* Exercise requirements: Below is a listing. Gather each line of it that contains "August".

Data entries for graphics
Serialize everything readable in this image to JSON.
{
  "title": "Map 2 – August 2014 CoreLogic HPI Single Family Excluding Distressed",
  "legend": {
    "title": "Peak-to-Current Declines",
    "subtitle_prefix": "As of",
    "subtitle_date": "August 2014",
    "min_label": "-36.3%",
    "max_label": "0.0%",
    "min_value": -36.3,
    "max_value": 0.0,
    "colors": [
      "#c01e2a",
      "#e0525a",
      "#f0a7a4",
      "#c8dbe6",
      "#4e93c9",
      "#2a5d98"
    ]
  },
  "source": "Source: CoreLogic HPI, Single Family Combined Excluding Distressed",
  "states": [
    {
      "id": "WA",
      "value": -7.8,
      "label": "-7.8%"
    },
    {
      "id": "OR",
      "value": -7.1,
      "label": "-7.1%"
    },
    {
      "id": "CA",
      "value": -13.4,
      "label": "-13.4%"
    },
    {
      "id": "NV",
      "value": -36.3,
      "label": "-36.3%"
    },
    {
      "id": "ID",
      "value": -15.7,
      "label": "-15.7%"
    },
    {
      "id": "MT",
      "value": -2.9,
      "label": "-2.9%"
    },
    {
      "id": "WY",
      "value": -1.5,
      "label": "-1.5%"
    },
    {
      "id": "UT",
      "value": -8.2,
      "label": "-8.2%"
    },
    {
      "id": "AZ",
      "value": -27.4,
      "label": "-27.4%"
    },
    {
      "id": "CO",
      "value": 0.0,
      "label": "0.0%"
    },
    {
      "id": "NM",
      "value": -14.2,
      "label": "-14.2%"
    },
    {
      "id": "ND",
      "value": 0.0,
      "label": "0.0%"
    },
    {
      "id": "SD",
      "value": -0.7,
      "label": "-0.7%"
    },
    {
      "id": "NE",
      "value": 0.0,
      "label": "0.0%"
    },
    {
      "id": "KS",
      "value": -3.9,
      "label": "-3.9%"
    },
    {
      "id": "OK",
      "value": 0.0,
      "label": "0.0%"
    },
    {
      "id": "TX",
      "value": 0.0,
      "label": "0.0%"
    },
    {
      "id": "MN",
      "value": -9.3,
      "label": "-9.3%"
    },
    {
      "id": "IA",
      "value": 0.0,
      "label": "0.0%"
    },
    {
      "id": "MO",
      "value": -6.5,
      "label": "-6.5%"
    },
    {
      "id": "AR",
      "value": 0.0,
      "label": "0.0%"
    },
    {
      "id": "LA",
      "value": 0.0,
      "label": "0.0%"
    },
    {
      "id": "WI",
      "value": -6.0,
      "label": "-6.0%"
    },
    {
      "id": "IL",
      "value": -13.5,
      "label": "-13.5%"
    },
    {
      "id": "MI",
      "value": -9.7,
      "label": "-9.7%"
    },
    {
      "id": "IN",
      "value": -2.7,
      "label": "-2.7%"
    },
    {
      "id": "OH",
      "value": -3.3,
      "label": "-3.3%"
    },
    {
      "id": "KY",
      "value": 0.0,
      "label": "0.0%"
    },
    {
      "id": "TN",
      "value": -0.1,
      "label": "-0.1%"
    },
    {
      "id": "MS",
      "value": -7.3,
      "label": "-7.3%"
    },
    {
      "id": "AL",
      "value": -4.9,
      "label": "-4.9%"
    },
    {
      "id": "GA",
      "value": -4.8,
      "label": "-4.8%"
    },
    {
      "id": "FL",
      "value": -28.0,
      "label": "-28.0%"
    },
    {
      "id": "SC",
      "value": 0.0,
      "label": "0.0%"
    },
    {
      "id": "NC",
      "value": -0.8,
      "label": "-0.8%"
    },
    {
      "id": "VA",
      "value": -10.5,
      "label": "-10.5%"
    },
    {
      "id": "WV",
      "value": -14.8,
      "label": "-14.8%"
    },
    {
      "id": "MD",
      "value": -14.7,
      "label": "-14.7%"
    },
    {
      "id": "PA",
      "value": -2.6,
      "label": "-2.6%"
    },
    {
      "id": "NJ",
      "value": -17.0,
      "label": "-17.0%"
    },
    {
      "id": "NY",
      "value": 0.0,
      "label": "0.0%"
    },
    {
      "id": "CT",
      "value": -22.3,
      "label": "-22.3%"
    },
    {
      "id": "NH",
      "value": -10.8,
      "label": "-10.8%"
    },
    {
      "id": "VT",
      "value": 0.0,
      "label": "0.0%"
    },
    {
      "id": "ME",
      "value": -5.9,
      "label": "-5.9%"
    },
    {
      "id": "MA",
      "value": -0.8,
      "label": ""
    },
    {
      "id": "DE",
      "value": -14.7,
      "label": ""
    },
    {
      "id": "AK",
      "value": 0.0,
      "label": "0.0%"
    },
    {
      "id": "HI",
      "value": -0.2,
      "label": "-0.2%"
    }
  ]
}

* Reply:
  "title": "Map 2 – August 2014 CoreLogic HPI Single Family Excluding Distressed",
    "subtitle_date": "August 2014",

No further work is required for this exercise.